Given exercise: Review the listing and copy each line that holds the word "Menganalisis".

Dataset rows:
* start *

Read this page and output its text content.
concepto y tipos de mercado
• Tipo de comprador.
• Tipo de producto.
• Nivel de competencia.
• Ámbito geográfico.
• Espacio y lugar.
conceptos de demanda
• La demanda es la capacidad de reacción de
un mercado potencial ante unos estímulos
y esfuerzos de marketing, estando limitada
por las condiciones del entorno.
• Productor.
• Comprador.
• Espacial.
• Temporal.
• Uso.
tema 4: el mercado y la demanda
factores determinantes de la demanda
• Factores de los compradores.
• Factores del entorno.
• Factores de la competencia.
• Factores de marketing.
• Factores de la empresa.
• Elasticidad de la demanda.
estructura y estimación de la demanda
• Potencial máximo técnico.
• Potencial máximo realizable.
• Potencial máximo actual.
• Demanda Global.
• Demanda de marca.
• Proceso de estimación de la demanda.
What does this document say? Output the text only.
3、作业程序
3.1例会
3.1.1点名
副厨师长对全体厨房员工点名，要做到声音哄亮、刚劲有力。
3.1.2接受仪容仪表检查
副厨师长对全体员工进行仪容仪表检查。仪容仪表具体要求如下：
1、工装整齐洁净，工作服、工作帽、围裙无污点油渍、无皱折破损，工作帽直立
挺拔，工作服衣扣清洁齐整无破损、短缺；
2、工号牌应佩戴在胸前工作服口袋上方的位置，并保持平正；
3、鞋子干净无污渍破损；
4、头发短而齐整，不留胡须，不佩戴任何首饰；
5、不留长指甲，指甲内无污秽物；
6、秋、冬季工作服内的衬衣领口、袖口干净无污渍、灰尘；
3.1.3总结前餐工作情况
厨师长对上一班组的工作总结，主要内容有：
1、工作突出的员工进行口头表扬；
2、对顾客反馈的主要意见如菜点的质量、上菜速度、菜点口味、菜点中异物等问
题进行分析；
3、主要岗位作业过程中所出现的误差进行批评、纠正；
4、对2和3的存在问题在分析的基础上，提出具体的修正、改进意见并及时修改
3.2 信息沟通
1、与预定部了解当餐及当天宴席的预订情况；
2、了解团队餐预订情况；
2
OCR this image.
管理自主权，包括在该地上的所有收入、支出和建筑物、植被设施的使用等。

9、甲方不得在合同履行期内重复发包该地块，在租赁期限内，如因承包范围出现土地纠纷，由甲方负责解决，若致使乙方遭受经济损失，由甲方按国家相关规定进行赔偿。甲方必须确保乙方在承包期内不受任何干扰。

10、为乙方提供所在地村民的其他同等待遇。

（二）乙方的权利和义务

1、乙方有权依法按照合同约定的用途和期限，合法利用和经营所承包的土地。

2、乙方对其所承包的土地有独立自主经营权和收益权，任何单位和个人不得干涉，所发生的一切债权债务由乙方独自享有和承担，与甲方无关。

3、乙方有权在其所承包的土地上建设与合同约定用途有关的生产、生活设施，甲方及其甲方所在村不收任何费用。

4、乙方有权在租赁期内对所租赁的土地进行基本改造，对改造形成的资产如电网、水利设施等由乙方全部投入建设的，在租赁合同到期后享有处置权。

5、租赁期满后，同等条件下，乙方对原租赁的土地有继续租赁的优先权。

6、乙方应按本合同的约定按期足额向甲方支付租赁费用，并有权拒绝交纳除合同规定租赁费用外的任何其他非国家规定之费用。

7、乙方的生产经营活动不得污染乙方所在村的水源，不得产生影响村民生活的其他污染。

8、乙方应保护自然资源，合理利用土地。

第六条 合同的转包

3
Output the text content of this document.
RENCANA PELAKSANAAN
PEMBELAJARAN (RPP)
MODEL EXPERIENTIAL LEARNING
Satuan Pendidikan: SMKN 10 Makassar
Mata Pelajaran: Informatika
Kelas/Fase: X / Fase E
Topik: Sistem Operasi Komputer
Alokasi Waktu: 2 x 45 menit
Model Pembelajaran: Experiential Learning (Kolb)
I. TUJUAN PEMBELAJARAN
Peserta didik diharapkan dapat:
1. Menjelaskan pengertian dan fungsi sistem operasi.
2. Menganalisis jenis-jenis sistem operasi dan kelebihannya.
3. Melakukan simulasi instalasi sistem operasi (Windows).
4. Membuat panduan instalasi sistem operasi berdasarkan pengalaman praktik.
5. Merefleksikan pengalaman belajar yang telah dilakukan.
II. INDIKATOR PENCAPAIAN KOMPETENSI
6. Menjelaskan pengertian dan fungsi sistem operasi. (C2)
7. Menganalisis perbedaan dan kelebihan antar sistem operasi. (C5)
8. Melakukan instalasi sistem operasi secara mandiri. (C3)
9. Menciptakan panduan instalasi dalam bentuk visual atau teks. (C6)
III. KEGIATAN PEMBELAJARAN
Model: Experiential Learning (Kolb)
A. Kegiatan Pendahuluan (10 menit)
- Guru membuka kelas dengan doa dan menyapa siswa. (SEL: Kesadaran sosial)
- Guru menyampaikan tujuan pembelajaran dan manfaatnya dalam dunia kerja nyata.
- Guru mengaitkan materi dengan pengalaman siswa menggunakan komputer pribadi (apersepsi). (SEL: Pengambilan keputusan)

* end *

Response:
2. Menganalisis jenis-jenis sistem operasi dan kelebihannya.
7. Menganalisis perbedaan dan kelebihan antar sistem operasi. (C5)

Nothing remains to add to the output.